▶ Page text
+-------+

3) I did my own personal TT the other day on a 10 mile flat course (no aerobars, just riding in the drops on my normal road bike) and averaged 22.6 mph. I didn't warm up sufficiently (about 10 minutes) before going that hard. So I'm thinking if I had clip ons, and I warm up more properly, I should at least be able to get that up to 23 mph. So it seems like I would at least be able to hang with the cat 4/5s, no?


----------



## asgelle (Apr 21, 2003)

*A few more questions:*

Instead of wondering about how your speed compares to others (I can guarantee you are not the fastes or slowest rider in the country), have you worked on things that improve your placing. Have you timed yourself in different gear combinations for the first 200m at race effort to determine your best starting gear. Similarly, have you practiced turn-arounds with braking and accelerating back up to speed in different gears so you can make the turn as fast as possible. These are things that might make a difference.


----------



## TurboTurtle (Feb 4, 2004)

asgelle said:


> Instead of wondering about how your speed compares to others (I can guarantee you are not the fastes or slowest rider in the country), have you worked on things that improve your placing. Have you timed yourself in different gear combinations for the first 200m at race effort to determine your best starting gear. Similarly, have you practiced turn-arounds with braking and accelerating back up to speed in different gears so you can make the turn as fast as possible. These are things that might make a difference.


Speaking of starts and turn arounds, how much effort do you put into the accelerations? Do you go highly anaerobic to minimize the time at slow speeds and accept the recovery pace required after. Or do you just stay constant near LT throughout the entire TT? - TF


----------



## asgelle (Apr 21, 2003)

TurboTurtle said:


> Speaking of starts and turn arounds, how much effort do you put into the accelerations? Do you go highly anaerobic to minimize the time at slow speeds and accept the recovery pace required after. Or do you just stay constant near LT throughout the entire TT? - TF


That depends on the course profile and strongly on the individual. If you subscribe to the Monod Critical power paradigm, you have critical steady state power onto which is added the total anaerobic work content. At the end of the TT, the rider should have done total work equal to the critical power times ride time plus anaerobic work content. How that anaerobic work is portioned out during the race depends on how much work is available and if there are any places where recovery is possible (downhills). The best way to figure this out is by trial and error. Testing and modeling with something like analyticcycling.com can reduce the amount of trial and error needed. Biketech review has several good articles on TT pacing and Eddie Monnier has some good article on Monod Critical power.


----------



## bigbill (Feb 15, 2005)

+-------+

▶ Prompt 1
According to the forum thread, what average speed did the poster hold during a personal time trial on a 10 mile flat course?
▶ Prompt 2
Reproduce verbatim everything in the forum thread from "That depends on" down to "Monod Critical power.".
Rely solely on the forum thread.

+-------+

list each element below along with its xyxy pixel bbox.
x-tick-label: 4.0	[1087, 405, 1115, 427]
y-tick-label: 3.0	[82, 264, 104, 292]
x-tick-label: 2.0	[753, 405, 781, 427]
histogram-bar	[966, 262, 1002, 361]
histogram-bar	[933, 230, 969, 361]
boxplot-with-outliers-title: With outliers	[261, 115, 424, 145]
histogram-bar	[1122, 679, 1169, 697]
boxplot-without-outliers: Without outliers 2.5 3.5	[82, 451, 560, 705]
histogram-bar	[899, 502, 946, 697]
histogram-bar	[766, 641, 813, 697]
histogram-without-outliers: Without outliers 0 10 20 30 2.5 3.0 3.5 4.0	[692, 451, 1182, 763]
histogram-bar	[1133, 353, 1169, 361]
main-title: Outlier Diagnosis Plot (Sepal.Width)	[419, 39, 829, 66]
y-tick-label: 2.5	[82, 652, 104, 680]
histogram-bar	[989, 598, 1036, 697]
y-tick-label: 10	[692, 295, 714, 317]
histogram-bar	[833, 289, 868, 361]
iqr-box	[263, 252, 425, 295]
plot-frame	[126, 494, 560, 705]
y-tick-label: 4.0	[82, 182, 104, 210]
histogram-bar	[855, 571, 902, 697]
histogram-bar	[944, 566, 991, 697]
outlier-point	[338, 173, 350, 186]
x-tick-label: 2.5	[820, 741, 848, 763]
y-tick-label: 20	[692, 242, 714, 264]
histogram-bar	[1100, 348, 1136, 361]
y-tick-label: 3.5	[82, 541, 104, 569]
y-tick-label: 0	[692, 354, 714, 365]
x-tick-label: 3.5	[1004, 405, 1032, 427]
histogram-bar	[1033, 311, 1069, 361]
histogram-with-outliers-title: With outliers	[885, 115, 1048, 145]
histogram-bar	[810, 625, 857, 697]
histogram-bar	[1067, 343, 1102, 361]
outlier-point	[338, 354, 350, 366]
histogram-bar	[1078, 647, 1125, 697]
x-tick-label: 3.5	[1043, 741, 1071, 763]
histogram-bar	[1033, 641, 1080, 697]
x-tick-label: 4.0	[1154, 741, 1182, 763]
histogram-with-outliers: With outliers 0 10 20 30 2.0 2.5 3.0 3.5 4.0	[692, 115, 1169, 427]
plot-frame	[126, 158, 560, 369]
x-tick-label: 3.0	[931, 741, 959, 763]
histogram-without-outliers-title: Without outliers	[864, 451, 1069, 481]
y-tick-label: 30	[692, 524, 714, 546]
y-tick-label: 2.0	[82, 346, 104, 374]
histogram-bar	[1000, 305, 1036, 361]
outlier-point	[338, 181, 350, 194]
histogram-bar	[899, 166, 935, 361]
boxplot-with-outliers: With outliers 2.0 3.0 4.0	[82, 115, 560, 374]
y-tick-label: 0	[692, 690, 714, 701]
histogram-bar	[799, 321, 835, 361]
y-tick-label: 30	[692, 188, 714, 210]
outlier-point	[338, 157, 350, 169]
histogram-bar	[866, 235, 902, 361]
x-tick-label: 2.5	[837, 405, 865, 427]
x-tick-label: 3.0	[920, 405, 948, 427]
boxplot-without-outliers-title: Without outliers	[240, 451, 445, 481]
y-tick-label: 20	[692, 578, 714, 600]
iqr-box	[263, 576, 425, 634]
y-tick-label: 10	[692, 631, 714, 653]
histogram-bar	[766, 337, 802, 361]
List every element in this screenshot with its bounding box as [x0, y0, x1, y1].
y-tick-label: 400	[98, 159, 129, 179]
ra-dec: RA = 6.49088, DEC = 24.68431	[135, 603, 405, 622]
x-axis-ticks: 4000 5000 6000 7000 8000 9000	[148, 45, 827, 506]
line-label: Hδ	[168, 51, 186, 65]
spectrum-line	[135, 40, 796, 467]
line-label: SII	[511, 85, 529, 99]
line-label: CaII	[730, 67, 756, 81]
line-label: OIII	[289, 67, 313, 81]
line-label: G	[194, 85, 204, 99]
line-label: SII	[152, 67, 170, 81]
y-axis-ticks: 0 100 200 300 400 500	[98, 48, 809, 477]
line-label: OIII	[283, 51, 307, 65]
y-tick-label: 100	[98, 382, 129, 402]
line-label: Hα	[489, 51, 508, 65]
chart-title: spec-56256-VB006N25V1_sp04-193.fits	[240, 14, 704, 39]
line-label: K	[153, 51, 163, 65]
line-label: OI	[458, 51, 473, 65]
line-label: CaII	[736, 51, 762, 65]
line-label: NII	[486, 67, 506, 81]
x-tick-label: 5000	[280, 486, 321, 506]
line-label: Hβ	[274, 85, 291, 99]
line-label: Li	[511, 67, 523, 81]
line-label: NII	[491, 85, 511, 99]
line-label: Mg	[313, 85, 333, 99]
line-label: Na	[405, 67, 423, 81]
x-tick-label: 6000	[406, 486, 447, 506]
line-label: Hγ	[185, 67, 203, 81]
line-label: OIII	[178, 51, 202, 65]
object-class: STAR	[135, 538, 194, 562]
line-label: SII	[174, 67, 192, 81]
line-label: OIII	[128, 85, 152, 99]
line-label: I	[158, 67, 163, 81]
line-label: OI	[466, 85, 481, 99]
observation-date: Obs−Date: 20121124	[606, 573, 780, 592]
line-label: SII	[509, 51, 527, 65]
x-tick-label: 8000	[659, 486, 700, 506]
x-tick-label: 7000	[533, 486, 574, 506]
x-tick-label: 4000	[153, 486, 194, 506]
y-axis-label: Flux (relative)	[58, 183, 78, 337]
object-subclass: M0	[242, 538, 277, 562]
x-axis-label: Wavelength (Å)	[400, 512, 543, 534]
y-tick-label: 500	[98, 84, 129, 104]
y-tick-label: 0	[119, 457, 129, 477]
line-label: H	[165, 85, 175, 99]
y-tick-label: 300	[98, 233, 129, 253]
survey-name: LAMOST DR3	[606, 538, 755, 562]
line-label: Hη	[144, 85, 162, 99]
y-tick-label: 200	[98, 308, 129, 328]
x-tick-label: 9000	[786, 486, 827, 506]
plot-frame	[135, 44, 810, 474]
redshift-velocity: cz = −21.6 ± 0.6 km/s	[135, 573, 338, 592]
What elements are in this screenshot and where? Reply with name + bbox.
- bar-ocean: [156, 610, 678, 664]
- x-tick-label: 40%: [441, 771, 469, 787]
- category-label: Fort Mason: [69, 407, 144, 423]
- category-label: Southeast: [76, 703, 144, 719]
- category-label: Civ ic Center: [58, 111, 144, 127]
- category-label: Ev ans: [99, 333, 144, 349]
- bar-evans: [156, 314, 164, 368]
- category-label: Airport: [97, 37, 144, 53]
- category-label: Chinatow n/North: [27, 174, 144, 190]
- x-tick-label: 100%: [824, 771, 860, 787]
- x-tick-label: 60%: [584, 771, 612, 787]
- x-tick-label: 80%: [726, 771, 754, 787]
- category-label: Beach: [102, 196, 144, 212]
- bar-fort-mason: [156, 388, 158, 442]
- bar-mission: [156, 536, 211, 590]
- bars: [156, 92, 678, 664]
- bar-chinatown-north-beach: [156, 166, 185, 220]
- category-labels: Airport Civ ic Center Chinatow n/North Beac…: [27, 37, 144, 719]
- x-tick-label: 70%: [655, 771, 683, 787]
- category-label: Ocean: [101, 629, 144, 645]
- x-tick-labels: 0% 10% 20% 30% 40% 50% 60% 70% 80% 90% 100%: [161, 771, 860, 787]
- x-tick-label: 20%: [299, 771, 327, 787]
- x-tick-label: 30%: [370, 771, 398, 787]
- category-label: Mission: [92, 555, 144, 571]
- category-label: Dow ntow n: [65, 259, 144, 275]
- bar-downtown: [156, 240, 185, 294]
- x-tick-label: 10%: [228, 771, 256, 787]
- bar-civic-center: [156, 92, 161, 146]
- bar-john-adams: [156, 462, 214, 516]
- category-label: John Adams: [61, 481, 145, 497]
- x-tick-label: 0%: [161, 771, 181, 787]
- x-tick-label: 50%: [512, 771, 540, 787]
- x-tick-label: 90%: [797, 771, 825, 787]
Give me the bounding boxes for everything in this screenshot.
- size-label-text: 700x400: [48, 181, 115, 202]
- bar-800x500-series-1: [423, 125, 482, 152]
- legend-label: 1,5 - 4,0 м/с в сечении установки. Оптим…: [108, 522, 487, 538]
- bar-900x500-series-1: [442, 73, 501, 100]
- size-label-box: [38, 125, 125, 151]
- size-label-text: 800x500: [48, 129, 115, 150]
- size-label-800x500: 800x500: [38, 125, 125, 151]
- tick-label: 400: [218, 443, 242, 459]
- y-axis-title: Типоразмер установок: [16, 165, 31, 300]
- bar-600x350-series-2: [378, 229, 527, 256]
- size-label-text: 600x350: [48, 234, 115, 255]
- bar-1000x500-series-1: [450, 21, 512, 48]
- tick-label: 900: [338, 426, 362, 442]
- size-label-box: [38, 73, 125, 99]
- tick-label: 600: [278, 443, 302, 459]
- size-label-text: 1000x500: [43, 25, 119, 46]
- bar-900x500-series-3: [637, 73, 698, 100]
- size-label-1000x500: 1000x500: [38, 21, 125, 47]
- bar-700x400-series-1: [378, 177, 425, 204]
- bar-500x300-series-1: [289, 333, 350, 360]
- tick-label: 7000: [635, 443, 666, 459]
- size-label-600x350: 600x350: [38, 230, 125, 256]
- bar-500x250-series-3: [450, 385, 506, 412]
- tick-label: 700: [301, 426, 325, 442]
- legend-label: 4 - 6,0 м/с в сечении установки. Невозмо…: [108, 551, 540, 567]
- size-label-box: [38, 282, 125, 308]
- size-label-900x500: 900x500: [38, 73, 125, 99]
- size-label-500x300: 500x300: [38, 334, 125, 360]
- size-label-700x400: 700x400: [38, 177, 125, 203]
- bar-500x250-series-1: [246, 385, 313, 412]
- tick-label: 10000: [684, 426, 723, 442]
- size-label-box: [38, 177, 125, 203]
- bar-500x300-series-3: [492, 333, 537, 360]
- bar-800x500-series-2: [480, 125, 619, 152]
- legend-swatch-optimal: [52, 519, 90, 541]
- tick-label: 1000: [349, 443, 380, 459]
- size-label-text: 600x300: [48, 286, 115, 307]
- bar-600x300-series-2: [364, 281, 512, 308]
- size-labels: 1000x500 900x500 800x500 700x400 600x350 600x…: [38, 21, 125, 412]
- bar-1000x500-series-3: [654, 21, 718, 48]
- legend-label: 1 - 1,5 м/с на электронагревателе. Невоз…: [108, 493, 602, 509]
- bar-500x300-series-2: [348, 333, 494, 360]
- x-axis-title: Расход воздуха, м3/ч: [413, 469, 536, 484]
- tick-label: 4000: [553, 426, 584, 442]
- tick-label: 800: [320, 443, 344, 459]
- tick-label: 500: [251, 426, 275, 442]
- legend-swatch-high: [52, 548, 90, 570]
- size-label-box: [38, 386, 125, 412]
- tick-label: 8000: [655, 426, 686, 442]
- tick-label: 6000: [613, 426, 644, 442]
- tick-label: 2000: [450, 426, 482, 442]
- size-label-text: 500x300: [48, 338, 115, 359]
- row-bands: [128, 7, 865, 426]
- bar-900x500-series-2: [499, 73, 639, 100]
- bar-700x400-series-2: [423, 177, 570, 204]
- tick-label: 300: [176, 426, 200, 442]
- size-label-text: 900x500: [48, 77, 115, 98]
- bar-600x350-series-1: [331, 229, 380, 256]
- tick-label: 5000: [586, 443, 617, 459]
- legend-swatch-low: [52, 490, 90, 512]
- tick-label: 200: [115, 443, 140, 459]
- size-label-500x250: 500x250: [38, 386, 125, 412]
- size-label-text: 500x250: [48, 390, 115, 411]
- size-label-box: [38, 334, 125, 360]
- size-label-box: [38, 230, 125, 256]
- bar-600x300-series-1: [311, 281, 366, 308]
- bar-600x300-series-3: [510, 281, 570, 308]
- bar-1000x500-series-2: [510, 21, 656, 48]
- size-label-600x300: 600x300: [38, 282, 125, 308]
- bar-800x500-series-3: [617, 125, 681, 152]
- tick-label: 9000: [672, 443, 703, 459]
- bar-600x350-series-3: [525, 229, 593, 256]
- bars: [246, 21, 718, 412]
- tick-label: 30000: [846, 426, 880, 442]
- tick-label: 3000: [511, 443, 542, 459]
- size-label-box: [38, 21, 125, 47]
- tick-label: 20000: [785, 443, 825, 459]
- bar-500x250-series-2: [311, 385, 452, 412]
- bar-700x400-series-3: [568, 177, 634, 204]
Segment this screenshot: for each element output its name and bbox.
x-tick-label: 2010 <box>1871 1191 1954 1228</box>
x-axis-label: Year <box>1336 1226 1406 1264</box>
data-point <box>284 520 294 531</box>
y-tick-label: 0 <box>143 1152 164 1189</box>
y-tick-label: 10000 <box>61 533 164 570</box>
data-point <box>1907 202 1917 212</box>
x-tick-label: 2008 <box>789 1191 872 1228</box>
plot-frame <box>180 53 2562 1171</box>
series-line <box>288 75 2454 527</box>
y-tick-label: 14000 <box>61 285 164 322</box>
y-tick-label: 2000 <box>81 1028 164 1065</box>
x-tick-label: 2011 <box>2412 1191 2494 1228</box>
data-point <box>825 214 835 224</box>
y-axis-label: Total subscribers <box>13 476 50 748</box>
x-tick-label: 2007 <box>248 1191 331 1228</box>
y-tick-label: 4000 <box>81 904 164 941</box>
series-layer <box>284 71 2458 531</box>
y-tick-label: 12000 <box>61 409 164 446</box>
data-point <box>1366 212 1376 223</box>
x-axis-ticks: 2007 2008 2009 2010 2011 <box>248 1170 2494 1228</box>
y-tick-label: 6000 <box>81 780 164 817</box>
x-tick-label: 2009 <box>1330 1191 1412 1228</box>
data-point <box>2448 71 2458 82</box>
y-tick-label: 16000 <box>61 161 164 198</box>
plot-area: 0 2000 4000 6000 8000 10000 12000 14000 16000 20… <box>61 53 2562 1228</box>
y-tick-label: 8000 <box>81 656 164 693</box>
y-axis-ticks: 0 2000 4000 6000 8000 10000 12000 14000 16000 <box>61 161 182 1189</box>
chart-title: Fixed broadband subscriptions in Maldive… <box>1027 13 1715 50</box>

+-------+

▶ Problem solution 1
22.6 mph

▶ Problem solution 2
That depends on the course profile and strongly on the individual. If you subscribe to the Monod Critical power paradigm, you have critical steady state power onto which is added the total anaerobic work content. At the end of the TT, the rider should have done total work equal to the critical power times ride time plus anaerobic work content. How that anaerobic work is portioned out during the race depends on how much work is available and if there are any places where recovery is possible (downhills). The best way to figure this out is by trial and error. Testing and modeling with something like analyticcycling.com can reduce the amount of trial and error needed. Biketech review has several good articles on TT pacing and Eddie Monnier has some good article on Monod Critical power.